> [Description of the task]:
Find every line below that contains the string "item", and copy each one in full.

> [Exercise material]:
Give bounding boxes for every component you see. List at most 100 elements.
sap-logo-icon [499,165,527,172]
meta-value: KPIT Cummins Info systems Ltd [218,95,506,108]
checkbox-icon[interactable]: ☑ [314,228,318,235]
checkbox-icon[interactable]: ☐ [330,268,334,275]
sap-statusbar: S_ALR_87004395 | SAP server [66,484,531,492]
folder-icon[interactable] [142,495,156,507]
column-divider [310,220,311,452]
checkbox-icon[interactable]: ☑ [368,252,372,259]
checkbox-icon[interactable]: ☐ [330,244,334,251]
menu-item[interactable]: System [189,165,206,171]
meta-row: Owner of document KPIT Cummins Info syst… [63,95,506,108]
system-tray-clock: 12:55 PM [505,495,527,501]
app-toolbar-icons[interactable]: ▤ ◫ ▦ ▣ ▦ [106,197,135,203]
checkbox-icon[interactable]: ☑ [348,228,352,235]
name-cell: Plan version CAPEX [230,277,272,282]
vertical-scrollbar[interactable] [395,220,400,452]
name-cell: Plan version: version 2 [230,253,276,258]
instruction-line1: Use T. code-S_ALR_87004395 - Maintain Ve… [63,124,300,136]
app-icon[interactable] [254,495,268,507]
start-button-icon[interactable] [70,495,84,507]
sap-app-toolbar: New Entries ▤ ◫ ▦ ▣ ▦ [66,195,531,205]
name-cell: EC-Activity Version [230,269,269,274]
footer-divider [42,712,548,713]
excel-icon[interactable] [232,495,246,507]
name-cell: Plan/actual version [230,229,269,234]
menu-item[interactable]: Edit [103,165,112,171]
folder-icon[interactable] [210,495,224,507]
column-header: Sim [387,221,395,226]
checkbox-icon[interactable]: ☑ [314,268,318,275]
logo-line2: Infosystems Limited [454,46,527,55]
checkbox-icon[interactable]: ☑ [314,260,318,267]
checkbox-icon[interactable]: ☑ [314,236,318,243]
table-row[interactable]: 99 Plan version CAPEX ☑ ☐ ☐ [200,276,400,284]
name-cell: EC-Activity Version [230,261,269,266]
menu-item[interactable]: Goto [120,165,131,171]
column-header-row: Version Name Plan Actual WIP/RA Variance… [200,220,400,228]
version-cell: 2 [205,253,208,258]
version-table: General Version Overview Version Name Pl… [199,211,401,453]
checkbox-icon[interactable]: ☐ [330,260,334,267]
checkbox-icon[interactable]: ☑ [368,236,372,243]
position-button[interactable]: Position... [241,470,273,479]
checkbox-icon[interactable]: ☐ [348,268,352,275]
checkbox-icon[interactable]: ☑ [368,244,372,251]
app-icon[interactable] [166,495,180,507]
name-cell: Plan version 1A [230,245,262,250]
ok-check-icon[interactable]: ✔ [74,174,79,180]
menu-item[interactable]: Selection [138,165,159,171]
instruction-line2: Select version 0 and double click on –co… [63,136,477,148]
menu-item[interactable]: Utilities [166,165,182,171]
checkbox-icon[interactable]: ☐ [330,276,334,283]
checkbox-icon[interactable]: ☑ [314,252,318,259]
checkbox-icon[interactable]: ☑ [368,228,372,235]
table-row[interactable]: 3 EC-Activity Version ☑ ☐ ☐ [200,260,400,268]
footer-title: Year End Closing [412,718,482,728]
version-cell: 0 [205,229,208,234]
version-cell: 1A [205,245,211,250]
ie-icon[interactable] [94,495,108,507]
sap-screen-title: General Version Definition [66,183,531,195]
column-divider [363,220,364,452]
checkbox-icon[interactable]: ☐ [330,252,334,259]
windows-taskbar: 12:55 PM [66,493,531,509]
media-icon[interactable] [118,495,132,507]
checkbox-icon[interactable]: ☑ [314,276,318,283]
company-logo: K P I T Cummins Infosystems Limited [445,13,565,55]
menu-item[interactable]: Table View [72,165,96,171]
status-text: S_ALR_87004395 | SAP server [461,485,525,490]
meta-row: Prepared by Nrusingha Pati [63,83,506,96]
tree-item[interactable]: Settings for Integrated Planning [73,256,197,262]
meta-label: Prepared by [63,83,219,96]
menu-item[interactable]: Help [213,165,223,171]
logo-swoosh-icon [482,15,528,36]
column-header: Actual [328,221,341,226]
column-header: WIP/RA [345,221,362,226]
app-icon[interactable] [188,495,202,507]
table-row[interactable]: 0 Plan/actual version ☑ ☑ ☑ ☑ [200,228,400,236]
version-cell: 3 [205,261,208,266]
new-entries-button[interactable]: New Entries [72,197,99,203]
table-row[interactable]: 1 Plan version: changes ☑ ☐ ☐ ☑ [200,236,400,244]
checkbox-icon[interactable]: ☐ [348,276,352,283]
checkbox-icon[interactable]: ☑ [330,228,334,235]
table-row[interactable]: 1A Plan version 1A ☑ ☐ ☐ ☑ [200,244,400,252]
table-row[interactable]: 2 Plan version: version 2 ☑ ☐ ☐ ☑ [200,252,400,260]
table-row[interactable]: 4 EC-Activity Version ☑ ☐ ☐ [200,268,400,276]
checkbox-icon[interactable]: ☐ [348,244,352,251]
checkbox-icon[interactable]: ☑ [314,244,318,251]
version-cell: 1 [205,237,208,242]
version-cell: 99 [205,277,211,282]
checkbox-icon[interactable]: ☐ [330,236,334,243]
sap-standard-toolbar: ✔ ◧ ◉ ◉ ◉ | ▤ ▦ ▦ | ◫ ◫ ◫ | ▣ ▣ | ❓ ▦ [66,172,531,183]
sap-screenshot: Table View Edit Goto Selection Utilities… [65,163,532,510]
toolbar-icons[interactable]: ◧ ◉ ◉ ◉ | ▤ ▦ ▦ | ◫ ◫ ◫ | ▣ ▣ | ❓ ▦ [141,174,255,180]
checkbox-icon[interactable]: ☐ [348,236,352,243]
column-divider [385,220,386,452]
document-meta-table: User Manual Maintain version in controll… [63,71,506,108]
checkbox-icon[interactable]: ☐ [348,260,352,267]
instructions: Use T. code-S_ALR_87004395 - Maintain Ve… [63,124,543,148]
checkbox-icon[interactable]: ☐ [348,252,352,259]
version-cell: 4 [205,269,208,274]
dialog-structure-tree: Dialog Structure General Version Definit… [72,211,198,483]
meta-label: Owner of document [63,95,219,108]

> [Output for this exercise]:
menu-item[interactable]: System [189,165,206,171]
menu-item[interactable]: Edit [103,165,112,171]
menu-item[interactable]: Goto [120,165,131,171]
menu-item[interactable]: Selection [138,165,159,171]
menu-item[interactable]: Utilities [166,165,182,171]
menu-item[interactable]: Table View [72,165,96,171]
tree-item[interactable]: Settings for Integrated Planning [73,256,197,262]
menu-item[interactable]: Help [213,165,223,171]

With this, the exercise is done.